Which lines of the records contain "HSTPHOT"? Collect every one of them.

**Figure record extracts**

## Start

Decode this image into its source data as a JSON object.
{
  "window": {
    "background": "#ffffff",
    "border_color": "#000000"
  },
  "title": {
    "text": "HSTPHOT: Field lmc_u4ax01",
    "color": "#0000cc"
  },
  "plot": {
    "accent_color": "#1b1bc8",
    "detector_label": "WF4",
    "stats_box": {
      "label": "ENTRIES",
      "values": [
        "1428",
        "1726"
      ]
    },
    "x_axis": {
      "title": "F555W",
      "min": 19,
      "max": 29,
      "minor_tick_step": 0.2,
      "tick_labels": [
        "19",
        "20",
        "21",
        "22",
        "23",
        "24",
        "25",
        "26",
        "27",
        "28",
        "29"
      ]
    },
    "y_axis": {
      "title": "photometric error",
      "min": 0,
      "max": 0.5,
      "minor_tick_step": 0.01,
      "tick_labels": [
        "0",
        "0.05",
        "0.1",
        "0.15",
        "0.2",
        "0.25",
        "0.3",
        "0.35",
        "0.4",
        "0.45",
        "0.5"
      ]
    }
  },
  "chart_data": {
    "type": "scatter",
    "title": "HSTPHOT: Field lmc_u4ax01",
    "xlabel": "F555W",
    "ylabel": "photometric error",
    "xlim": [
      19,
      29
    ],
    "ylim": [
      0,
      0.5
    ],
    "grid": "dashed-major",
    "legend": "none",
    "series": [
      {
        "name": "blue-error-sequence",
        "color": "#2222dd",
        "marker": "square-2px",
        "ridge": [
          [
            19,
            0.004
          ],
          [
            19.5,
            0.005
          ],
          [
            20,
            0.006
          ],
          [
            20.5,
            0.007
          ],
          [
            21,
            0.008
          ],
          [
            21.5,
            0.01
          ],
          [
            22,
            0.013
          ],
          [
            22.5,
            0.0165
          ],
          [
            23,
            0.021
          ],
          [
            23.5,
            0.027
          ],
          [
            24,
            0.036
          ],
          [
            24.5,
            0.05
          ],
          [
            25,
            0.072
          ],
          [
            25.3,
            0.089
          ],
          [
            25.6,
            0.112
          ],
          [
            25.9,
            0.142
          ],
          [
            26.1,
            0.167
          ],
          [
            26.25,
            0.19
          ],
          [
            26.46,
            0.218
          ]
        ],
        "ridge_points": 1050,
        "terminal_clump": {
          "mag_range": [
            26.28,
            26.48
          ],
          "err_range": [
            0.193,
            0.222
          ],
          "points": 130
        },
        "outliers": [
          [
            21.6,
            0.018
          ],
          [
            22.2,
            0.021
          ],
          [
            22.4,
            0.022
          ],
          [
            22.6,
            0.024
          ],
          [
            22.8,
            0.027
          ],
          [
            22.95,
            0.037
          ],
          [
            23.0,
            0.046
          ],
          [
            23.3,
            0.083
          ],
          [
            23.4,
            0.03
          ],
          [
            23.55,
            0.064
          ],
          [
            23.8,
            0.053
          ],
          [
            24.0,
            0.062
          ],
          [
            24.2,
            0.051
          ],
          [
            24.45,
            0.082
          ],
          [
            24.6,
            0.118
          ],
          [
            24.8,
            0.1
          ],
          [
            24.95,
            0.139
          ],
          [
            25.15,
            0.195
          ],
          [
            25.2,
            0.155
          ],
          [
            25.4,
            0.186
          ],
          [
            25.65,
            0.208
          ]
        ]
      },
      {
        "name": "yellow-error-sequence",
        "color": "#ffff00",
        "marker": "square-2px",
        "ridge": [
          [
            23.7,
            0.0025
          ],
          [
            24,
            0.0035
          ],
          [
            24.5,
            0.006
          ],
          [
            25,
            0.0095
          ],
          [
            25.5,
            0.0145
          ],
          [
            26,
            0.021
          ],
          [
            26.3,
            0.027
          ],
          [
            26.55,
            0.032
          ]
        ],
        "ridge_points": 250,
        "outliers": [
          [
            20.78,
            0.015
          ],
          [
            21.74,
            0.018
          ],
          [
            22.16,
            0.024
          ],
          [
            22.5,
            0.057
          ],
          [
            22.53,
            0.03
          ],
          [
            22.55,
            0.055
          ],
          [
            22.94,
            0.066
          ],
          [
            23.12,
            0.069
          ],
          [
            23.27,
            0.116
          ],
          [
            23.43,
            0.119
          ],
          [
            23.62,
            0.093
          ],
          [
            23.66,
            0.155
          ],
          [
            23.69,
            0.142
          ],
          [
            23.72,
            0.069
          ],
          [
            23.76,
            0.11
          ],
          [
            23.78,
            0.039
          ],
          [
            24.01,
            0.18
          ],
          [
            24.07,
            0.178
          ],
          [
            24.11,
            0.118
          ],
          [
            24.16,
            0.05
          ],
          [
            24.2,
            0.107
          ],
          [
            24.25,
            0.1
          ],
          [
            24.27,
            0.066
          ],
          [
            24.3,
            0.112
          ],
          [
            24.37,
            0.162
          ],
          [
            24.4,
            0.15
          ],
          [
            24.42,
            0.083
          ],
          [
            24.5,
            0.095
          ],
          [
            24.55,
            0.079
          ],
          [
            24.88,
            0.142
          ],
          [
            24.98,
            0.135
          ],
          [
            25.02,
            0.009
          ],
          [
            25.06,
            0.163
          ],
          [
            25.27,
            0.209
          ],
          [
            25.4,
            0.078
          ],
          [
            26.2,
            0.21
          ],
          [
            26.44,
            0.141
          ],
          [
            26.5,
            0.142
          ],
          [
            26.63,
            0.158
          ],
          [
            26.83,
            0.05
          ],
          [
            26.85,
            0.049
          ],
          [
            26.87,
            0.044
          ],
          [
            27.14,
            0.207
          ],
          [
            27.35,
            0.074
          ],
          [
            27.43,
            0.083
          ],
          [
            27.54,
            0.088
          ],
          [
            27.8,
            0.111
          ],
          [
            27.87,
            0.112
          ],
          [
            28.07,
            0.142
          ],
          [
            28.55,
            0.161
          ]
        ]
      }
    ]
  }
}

## End

**Written solution**
    "text": "HSTPHOT: Field lmc_u4ax01",
    "title": "HSTPHOT: Field lmc_u4ax01",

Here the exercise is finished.